**WRITTEN TASK**
Please retype, character for character, the lines in the records starting with the line containing "Circle shape [135, 167, 141, 173]" and going on through the line containing "Circle shape [265, 162, 271, 168]", with both of those lines included.

**ENTRIES PROVIDED**
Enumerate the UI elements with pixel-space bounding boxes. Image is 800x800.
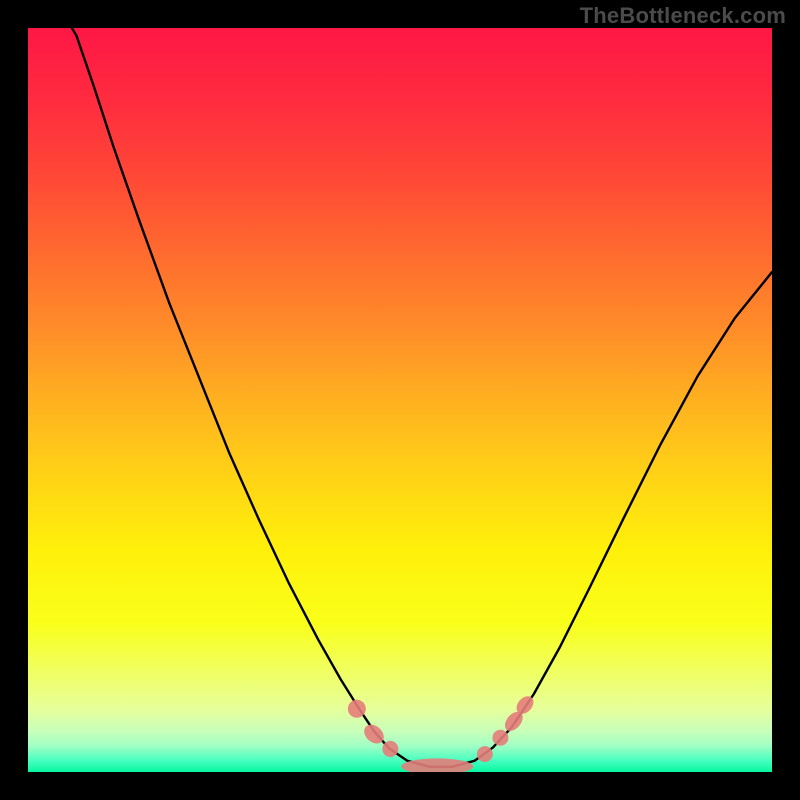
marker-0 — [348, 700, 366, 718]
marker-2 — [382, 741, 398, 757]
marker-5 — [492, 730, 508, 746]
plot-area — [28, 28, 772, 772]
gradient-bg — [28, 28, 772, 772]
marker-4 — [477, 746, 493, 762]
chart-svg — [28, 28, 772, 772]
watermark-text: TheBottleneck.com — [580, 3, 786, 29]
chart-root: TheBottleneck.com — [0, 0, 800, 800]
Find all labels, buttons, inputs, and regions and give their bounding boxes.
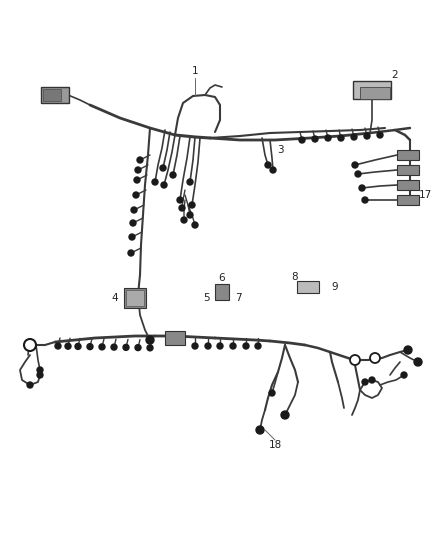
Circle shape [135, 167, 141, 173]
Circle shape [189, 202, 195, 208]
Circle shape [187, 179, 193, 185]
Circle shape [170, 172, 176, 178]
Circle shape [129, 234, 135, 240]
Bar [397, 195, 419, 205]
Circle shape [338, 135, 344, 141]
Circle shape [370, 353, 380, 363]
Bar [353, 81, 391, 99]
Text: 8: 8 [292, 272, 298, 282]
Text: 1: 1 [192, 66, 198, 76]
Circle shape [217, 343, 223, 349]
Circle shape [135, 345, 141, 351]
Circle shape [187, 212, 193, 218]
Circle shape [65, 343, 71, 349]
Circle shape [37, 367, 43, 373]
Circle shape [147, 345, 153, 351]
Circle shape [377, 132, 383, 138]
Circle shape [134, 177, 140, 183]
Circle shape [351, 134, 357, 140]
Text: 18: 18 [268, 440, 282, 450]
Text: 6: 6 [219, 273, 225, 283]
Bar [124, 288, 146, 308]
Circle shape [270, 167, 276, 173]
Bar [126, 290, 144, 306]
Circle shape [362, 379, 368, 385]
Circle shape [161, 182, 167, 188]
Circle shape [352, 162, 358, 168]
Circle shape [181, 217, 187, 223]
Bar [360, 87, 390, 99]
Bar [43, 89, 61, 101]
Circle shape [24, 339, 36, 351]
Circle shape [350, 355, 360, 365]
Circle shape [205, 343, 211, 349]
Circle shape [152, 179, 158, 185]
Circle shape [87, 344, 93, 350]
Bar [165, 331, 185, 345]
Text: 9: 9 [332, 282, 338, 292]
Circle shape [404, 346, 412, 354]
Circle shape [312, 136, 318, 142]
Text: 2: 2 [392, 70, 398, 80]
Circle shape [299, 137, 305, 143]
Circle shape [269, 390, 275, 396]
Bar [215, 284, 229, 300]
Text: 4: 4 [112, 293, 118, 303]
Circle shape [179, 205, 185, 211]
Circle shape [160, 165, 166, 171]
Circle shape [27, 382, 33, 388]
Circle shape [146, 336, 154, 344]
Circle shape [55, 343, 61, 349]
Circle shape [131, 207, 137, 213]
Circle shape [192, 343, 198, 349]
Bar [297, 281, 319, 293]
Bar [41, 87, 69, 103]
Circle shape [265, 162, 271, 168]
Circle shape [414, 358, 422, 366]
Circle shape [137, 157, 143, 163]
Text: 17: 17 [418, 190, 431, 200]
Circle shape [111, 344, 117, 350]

**RESULT FOR THIS TASK**
Circle shape [135, 167, 141, 173]
Circle shape [189, 202, 195, 208]
Circle shape [187, 179, 193, 185]
Circle shape [170, 172, 176, 178]
Circle shape [129, 234, 135, 240]
Bar [397, 195, 419, 205]
Circle shape [338, 135, 344, 141]
Circle shape [370, 353, 380, 363]
Bar [353, 81, 391, 99]
Text: 8: 8 [292, 272, 298, 282]
Text: 1: 1 [192, 66, 198, 76]
Circle shape [217, 343, 223, 349]
Circle shape [135, 345, 141, 351]
Circle shape [187, 212, 193, 218]
Circle shape [65, 343, 71, 349]
Circle shape [37, 367, 43, 373]
Circle shape [147, 345, 153, 351]
Circle shape [377, 132, 383, 138]
Circle shape [134, 177, 140, 183]
Circle shape [351, 134, 357, 140]
Text: 18: 18 [268, 440, 282, 450]
Text: 6: 6 [219, 273, 225, 283]
Bar [124, 288, 146, 308]
Circle shape [270, 167, 276, 173]
Bar [126, 290, 144, 306]
Circle shape [362, 379, 368, 385]
Circle shape [161, 182, 167, 188]
Circle shape [352, 162, 358, 168]
Circle shape [181, 217, 187, 223]
Bar [360, 87, 390, 99]
Bar [43, 89, 61, 101]
Circle shape [24, 339, 36, 351]
Circle shape [350, 355, 360, 365]
Circle shape [205, 343, 211, 349]
Circle shape [152, 179, 158, 185]
Circle shape [87, 344, 93, 350]
Bar [165, 331, 185, 345]
Text: 9: 9 [332, 282, 338, 292]
Circle shape [404, 346, 412, 354]
Circle shape [312, 136, 318, 142]
Text: 2: 2 [392, 70, 398, 80]
Circle shape [299, 137, 305, 143]
Circle shape [269, 390, 275, 396]
Bar [215, 284, 229, 300]
Text: 4: 4 [112, 293, 118, 303]
Circle shape [179, 205, 185, 211]
Circle shape [160, 165, 166, 171]
Circle shape [27, 382, 33, 388]
Circle shape [146, 336, 154, 344]
Circle shape [55, 343, 61, 349]
Circle shape [131, 207, 137, 213]
Circle shape [192, 343, 198, 349]
Bar [297, 281, 319, 293]
Bar [41, 87, 69, 103]
Circle shape [265, 162, 271, 168]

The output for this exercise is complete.